● **DATA SECTION**
______

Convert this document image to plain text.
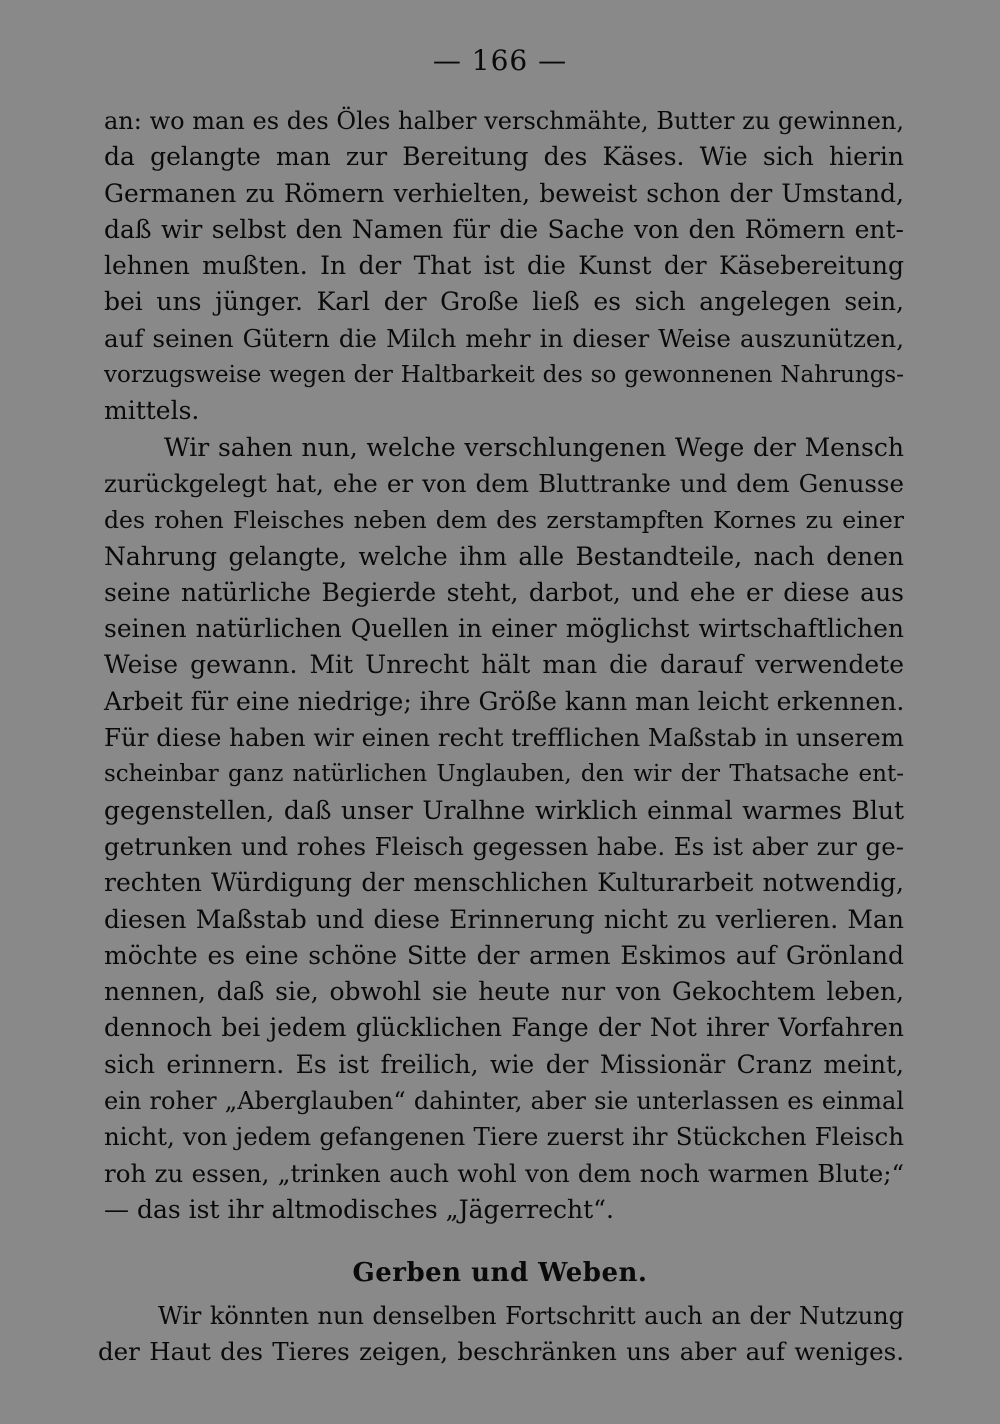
— 166 —
an: wo man es des Öles halber verschmähte, Butter zu gewinnen,
da gelangte man zur Bereitung des Käses. Wie sich hierin
Germanen zu Römern verhielten, beweist schon der Umstand,
daß wir selbst den Namen für die Sache von den Römern ent-
lehnen mußten. In der That ist die Kunst der Käsebereitung
bei uns jünger. Karl der Große ließ es sich angelegen sein,
auf seinen Gütern die Milch mehr in dieser Weise auszunützen,
vorzugsweise wegen der Haltbarkeit des so gewonnenen Nahrungs-
mittels.
Wir sahen nun, welche verschlungenen Wege der Mensch
zurückgelegt hat, ehe er von dem Bluttranke und dem Genusse
des rohen Fleisches neben dem des zerstampften Kornes zu einer
Nahrung gelangte, welche ihm alle Bestandteile, nach denen
seine natürliche Begierde steht, darbot, und ehe er diese aus
seinen natürlichen Quellen in einer möglichst wirtschaftlichen
Weise gewann. Mit Unrecht hält man die darauf verwendete
Arbeit für eine niedrige; ihre Größe kann man leicht erkennen.
Für diese haben wir einen recht trefflichen Maßstab in unserem
scheinbar ganz natürlichen Unglauben, den wir der Thatsache ent-
gegenstellen, daß unser Uralhne wirklich einmal warmes Blut
getrunken und rohes Fleisch gegessen habe. Es ist aber zur ge-
rechten Würdigung der menschlichen Kulturarbeit notwendig,
diesen Maßstab und diese Erinnerung nicht zu verlieren. Man
möchte es eine schöne Sitte der armen Eskimos auf Grönland
nennen, daß sie, obwohl sie heute nur von Gekochtem leben,
dennoch bei jedem glücklichen Fange der Not ihrer Vorfahren
sich erinnern. Es ist freilich, wie der Missionär Cranz meint,
ein roher „Aberglauben“ dahinter, aber sie unterlassen es einmal
nicht, von jedem gefangenen Tiere zuerst ihr Stückchen Fleisch
roh zu essen, „trinken auch wohl von dem noch warmen Blute;“
— das ist ihr altmodisches „Jägerrecht“.
Gerben und Weben.
Wir könnten nun denselben Fortschritt auch an der Nutzung
der Haut des Tieres zeigen, beschränken uns aber auf weniges.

______

● **STATED PROBLEM**
Using the listing above, show every line that includes the string "nicht".

● **EXERCISE ANSWER**
diesen Maßstab und diese Erinnerung nicht zu verlieren. Man
nicht, von jedem gefangenen Tiere zuerst ihr Stückchen Fleisch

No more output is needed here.